Your instructions => Quote every line below exactly and skip any picture.

## begin Supplied records

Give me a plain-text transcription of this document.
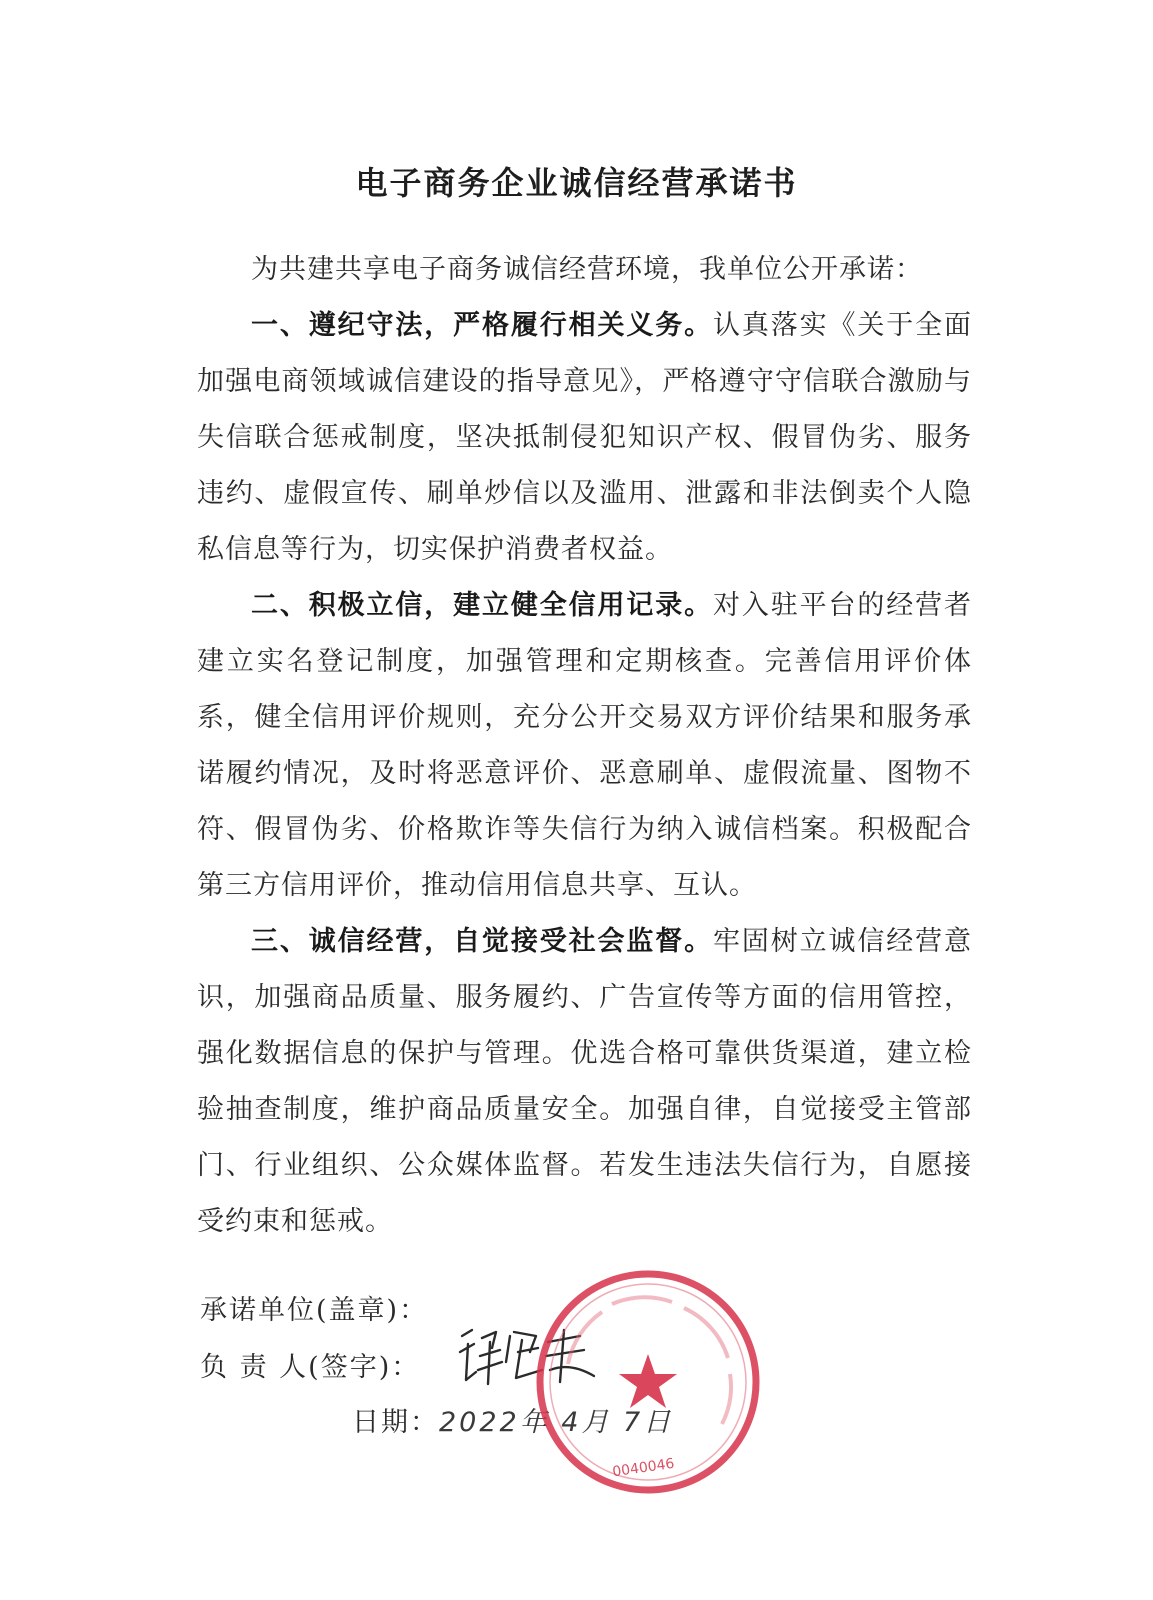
电子商务企业诚信经营承诺书

为共建共享电子商务诚信经营环境，我单位公开承诺：

一、遵纪守法，严格履行相关义务。认真落实《关于全面加强电商领域诚信建设的指导意见》，严格遵守守信联合激励与失信联合惩戒制度，坚决抵制侵犯知识产权、假冒伪劣、服务违约、虚假宣传、刷单炒信以及滥用、泄露和非法倒卖个人隐私信息等行为，切实保护消费者权益。

二、积极立信，建立健全信用记录。对入驻平台的经营者建立实名登记制度，加强管理和定期核查。完善信用评价体系，健全信用评价规则，充分公开交易双方评价结果和服务承诺履约情况，及时将恶意评价、恶意刷单、虚假流量、图物不符、假冒伪劣、价格欺诈等失信行为纳入诚信档案。积极配合第三方信用评价，推动信用信息共享、互认。

三、诚信经营，自觉接受社会监督。牢固树立诚信经营意识，加强商品质量、服务履约、广告宣传等方面的信用管控，强化数据信息的保护与管理。优选合格可靠供货渠道，建立检验抽查制度，维护商品质量安全。加强自律，自觉接受主管部门、行业组织、公众媒体监督。若发生违法失信行为，自愿接受约束和惩戒。

承诺单位(盖章)：
负 责 人(签字)：
日期：2022年 4月 7日
0040046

## end Supplied records

Output for this exercise =>
Give me a plain-text transcription of this document.
电子商务企业诚信经营承诺书

为共建共享电子商务诚信经营环境，我单位公开承诺：

一、遵纪守法，严格履行相关义务。认真落实《关于全面加强电商领域诚信建设的指导意见》，严格遵守守信联合激励与失信联合惩戒制度，坚决抵制侵犯知识产权、假冒伪劣、服务违约、虚假宣传、刷单炒信以及滥用、泄露和非法倒卖个人隐私信息等行为，切实保护消费者权益。

二、积极立信，建立健全信用记录。对入驻平台的经营者建立实名登记制度，加强管理和定期核查。完善信用评价体系，健全信用评价规则，充分公开交易双方评价结果和服务承诺履约情况，及时将恶意评价、恶意刷单、虚假流量、图物不符、假冒伪劣、价格欺诈等失信行为纳入诚信档案。积极配合第三方信用评价，推动信用信息共享、互认。

三、诚信经营，自觉接受社会监督。牢固树立诚信经营意识，加强商品质量、服务履约、广告宣传等方面的信用管控，强化数据信息的保护与管理。优选合格可靠供货渠道，建立检验抽查制度，维护商品质量安全。加强自律，自觉接受主管部门、行业组织、公众媒体监督。若发生违法失信行为，自愿接受约束和惩戒。

承诺单位(盖章)：
负 责 人(签字)：
日期：2022年 4月 7日
0040046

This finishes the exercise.